───── EXCERPTED TEXT ─────

Programs that target those who influence children are more effective than interventions that target all adults. For example, preschool enrichment, home visitation, and parenting programs have been found to have both short- and long-term effects on preventing violence (Farrington 2003; Mercy and others 2002; Utting 2003; additional sources online). Early intervention can help shape attitudes, knowledge, and behavior of children at a time when they are more open to positive influences and can affect their behavior over their lifetime (Mercy and others 1993).

Income inequality is a risk factor universally associated with interpersonal and collective violence (Butchart and Engstrom 2002; Zwi, Garfield, and Loretti 2002; additional sources online). Poverty itself does not appear to be consistently associated with violence, but the juxtaposition of extreme poverty with extreme wealth appears to be a key ingredient in recipes for violence. Economic programs or policies that reduce or minimize the effects of income inequality may be strategic in violence prevention, although the evidence base for such interventions has not been established.

 

Secondary and Tertiary Prevention


Although an emphasis on primary prevention is essential for reducing the health burden associated with violence, secondary prevention programs and services are necessary for addressing the immediate consequences of violent actions and behaviors, and tertiary programs focus on long-term care. Efforts targeted at victims of violence are extremely important for mitigating the physical and psychological consequences of the various forms of violence and abuse and for reducing victims' risks for future violence (National Center for Injury Prevention and Control 2002).

Physicians and other health professionals are gatekeepers in efforts to monitor, identify, treat, and intervene in cases of interpersonal violence. As previously noted, more cases of interpersonal violence come to the attention of health care providers than of police. The role of health care providers in prevention efforts is neither widely understood nor embraced, and many institutional and educational barriers limit their effectiveness (Cohen, De Vos, and Newberger 1997). Programs to educate health care providers are under way worldwide. Many hospital emergency departments, doctors' offices, and clinic settings use screening programs to identify victims of intimate partner violence, child abuse, or elder abuse, although the effectiveness of those interventions in reducing subsequent violence is not well understood (Heise and Garcia-Moreno 2002; Runyan and others 2002; Wolf, Daichman, and Bennett 2002).

───── DATA FOR REVIEW ─────

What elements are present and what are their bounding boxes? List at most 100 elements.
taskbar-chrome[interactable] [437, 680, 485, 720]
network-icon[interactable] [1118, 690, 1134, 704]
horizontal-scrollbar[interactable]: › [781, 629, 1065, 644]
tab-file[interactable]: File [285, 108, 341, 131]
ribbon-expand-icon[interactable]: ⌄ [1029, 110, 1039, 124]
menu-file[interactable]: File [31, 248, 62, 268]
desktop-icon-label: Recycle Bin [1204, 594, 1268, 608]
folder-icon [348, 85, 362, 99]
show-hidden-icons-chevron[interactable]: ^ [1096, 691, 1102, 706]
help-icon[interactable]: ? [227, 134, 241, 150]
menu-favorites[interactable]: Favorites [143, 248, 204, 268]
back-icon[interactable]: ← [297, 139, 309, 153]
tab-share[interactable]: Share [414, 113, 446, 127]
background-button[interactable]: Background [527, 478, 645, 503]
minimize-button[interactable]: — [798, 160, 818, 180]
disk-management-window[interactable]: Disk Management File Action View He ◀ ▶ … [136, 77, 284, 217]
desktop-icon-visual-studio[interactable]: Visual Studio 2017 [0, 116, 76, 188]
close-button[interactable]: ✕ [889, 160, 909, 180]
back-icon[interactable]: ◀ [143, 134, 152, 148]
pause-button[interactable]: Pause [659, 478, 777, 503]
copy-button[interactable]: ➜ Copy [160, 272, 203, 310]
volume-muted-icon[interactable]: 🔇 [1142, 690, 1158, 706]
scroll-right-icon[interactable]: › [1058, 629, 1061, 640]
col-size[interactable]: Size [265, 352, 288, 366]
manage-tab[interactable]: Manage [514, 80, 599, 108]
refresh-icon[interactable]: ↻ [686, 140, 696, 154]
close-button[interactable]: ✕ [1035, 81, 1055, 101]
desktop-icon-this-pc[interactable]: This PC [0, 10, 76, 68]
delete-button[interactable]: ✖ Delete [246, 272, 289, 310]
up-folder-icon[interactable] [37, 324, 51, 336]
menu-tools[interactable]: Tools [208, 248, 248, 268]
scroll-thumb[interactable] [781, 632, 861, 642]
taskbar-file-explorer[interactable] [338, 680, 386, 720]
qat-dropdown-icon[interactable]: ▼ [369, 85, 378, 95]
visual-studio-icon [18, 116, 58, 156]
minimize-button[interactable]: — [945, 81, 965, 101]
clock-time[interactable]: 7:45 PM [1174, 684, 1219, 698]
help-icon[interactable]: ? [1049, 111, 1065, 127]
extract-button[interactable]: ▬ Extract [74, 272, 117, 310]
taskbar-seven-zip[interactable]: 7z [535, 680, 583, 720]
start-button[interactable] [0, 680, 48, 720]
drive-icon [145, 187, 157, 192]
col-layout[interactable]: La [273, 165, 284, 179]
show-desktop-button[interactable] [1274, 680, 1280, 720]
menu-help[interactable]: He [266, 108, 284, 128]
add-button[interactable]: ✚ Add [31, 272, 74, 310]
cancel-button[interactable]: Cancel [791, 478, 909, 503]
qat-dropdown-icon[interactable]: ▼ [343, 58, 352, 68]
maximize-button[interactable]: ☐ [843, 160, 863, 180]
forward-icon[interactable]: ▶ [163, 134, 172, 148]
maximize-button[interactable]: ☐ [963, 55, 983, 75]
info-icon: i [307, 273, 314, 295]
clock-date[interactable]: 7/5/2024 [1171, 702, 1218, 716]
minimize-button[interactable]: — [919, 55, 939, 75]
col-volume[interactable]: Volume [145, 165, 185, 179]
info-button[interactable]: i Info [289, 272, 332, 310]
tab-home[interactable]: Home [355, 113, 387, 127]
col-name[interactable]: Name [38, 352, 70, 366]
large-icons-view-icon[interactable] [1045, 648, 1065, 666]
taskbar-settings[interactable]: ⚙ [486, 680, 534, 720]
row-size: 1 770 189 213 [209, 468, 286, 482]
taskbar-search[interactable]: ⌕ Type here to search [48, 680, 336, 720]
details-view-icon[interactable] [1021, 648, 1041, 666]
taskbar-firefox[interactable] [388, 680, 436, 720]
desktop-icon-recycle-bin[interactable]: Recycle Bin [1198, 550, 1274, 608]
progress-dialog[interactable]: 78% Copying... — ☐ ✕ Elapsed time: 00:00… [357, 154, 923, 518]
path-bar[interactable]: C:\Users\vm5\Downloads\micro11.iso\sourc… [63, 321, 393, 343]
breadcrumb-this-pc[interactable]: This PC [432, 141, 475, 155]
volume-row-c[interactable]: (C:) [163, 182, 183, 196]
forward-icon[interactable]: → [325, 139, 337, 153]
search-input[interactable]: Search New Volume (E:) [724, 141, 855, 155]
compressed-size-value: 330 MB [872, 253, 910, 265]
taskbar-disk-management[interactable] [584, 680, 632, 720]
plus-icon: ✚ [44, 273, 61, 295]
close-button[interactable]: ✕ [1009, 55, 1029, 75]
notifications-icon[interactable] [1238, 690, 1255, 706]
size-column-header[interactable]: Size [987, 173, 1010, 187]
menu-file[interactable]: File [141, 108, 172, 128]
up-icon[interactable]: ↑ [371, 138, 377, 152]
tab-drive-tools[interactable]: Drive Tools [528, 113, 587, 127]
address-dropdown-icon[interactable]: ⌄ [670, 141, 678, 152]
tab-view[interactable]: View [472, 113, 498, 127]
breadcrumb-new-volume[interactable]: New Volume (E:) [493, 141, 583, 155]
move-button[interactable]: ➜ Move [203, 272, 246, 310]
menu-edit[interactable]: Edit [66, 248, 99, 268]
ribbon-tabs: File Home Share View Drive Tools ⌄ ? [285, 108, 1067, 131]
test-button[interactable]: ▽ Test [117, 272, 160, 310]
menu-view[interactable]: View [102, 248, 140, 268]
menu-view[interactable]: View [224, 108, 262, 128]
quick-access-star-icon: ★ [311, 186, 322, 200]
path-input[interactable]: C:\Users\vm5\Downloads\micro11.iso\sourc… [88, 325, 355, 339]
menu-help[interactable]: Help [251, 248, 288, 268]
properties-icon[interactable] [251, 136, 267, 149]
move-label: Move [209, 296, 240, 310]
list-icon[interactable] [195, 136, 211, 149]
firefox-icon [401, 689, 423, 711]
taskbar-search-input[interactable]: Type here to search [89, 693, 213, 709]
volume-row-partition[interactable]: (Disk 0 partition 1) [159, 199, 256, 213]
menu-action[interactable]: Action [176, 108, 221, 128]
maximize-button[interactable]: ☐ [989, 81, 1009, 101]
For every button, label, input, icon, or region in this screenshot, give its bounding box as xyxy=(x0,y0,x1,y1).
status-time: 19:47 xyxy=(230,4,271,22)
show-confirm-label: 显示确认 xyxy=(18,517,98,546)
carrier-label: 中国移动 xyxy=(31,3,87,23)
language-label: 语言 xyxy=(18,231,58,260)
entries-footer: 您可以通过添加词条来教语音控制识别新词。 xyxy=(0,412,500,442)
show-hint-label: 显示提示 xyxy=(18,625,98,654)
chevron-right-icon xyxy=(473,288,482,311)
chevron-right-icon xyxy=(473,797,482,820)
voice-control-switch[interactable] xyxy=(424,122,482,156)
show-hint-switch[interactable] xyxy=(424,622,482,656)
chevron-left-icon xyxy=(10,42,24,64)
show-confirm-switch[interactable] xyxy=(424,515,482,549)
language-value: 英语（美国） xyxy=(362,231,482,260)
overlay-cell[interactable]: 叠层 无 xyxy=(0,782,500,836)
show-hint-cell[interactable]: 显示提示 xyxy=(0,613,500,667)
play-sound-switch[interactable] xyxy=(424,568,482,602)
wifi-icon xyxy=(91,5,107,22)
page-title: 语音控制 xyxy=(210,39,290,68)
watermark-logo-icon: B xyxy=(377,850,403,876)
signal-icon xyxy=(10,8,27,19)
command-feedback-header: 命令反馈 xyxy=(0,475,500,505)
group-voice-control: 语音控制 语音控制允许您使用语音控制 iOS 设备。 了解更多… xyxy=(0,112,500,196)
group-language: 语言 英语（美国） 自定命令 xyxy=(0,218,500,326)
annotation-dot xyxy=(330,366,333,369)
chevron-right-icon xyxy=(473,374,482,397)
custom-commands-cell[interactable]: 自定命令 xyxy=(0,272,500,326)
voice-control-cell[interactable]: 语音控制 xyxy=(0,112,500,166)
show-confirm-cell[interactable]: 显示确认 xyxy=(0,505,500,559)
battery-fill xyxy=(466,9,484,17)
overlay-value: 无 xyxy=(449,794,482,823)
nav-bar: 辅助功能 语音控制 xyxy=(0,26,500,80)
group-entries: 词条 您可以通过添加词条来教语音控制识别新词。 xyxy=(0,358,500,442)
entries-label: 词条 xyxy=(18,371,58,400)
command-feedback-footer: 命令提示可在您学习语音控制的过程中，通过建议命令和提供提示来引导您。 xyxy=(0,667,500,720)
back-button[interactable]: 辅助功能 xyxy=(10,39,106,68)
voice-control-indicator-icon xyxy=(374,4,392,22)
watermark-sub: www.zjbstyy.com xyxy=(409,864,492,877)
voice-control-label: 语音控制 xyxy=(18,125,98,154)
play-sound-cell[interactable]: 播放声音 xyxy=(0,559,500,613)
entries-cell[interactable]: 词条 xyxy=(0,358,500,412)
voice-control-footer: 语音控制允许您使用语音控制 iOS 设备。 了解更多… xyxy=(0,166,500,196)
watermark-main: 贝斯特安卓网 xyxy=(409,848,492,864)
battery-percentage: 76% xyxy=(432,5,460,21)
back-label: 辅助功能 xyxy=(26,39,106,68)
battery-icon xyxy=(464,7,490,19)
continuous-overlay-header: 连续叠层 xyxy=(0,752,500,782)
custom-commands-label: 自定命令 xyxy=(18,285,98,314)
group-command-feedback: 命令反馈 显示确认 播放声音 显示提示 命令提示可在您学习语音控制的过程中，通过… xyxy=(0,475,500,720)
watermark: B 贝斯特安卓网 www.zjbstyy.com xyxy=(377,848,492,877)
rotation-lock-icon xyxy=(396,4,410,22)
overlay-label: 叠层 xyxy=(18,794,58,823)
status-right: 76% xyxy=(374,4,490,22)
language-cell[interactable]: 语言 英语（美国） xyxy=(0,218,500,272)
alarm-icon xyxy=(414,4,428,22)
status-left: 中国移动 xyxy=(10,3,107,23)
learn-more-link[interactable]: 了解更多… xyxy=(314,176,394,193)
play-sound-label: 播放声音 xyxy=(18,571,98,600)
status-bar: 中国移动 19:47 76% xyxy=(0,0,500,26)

─────

_TASK STATEMENT_. Carry on the passage about violence prevention, starting right after its final sentence. The rows play no part in this work.

_REPLY TO THE EXERCISE_.
Therapeutic approaches have been implemented in many parts of the world to reduce child abuse. Though some research suggests that these interventions can improve the mental health of victims, less information is available on other benefits (Runyan and others 2002; additional sources online). One approach to preventing child sexual abuse in the United States challenges social norms by offering help to those at risk of offending and by encouraging adults to watch for and act on warnings of child sexual abuse before an offense is committed (CDC 2001). Under such programs, individuals voluntarily turn themselves in for treatment and thereby prevent potential future violence.

The outcome of injury from interpersonal violence depends not only on its severity, but also on the speed and appropriateness of treatment (Committee on Trauma Research 1985). Establishment of trauma systems designed to treat and manage injured victims efficiently and effectively is an important factor in reducing the health burden of violence. Research suggests that reductions in criminal assaults resulting in death in the United States are partly explained by the increased survival of victims. Developments in medical technology and trauma services may be reducing the number of interpersonal violence fatalities (Harris and others 2002). Hospital emergency departments may also provide an opportunity to intervene with victims who might otherwise seek revenge against their attackers or victims who are at greater risk for revictimization (Muelleman and others 1996).